- _READING PASSAGE_:
==========

Hardball: Pro-war vet says we invaded Iraq because we needed it as a base
David Edwards and Muriel Kane
Chris Matthews presented a debate Tuesday over reviving the draft between conservative Iraq War veteran Mark Finelli and veteran John Bruhns of Americans Against Escalation in Iraq.
Finelli started off by arguing that the war effort has been poorly planned and poorly equipped because the "elite of this country don't have a vested personal interest in winning the war." He stated his belief that if the middle class was subject to a draft, the excuse that "we don't have enough money" for proper equipment would no longer be heard.
"George Bush took us into war on a fallacy," Bruhns began. "He took us in there under-equipped -- I totally agree with Mark on that -- under-manned, no plan to win the peace. He managed the war with utter incompetence." However, when asked if a draft might bring a quick end to the war, Bruhns replied, "Over 70% of the American people are against this war. I could not endorse trying to force people to go over and fight George Bush's war against their will."
"The reason why 70% of the American public is against the war is because we're not winning decisively," insisted Finelli. In seeming contradiction to his earlier argument in favor of a draft, he added, "The surge is working, and I could tell America this: If you don't want a draft, let us finish the job there. ... If we leave Iraq, the next terrorist attack in this country is going to be far more devastating than September 11th ever was."
Bruhns pointed out that even Secretary of Defense Gates recently said that "the purpose of the surge was so that we could have a political reconciliation," but that now seems "almost impossible."
"What does victory look like?" Matthews then asked, setting off an extraordinary interchange between him and Finelli.
"After September 11th, we did have 20,000 troops in Saudi Arabia; we were asked to leave," Finelli said. "Essentially, bin Laden was restoring the caliphate. He's dictating to the American people where our troops can and cannot be. Operation Iraqi Freedom is essentially about that. So victory essentially is maintaining our geopolitical ..."
"You mean we needed a country to base our troops in so we took over Iraq?" asked Matthews.
"Essentially, yes," agreed Finelli.
"That's a pretty frightening admission on the part of a warhawk!" exclaimed Matthews. "We went there because we wanted a country we could use as a base in a very imperial way!"
"I'm not going to debate that -- but zero terrorist attacks in the country for five years," said Finelli. "Zero. And this is a major reason why."
Matthews then referred to a new CBS poll which showed that Americans "three to one, roughly, believe the more we fight in Iraq, the more terrorists we create. ... There's very few countries in that part of the world we don't control. Can't you imagine, from their perspective ... don't they see us coming?"
"They were coming after us anyway," said Finelli.
"Who's they?" asked Matthews, pointing out that the 9/11 hijackers all came from countries that are our allies, but "now we go attack the one country that they didn't come from."
Asked to offer a final observation, Bruhns said earnestly, "Chris, we've got to end this war. We've got to find a way out. ... I want to bring our troops home." However, Finelli couldn't resist jumping in to get the last word, saying, "a draft is inevitable if you run."
The following video is from MSNBC's Hardball, broadcast on August 14.
MATTHEWS: Welcome back to HARDBALL.

==========

(Labeled region entries)
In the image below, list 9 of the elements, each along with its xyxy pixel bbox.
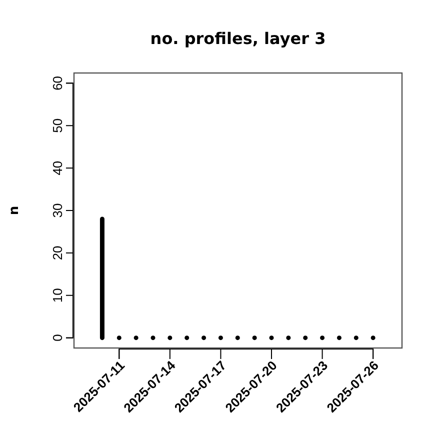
y-tick-label: 0	[50, 334, 65, 342]
chart-title: no. profiles, layer 3	[150, 29, 326, 48]
y-tick-label: 40	[50, 160, 65, 176]
y-tick-label: 10	[50, 288, 65, 303]
y-axis-title: n	[7, 206, 22, 216]
y-tick-label: 30	[50, 203, 65, 218]
y-tick-label: 50	[50, 118, 65, 133]
y-tick-label: 20	[50, 246, 65, 260]
y-tick-label: 60	[50, 76, 65, 90]
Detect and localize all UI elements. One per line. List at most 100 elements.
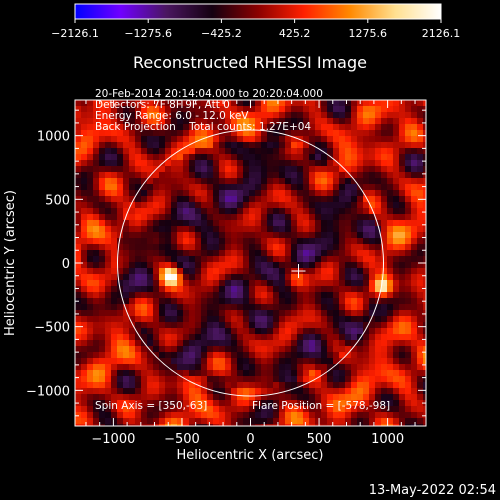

==========

- _REQUEST_:
Answer these questions from the article on the Hardball draft debate.
(a) What organization is John Bruhns identified with?
(b) According to Finelli, how many U.S. troops were in Saudi Arabia after September 11th?
(c) On what date was the Hardball segment broadcast?

- _THE OUTPUT_:
(a) Americans Against Escalation in Iraq
(b) 20,000
(c) August 14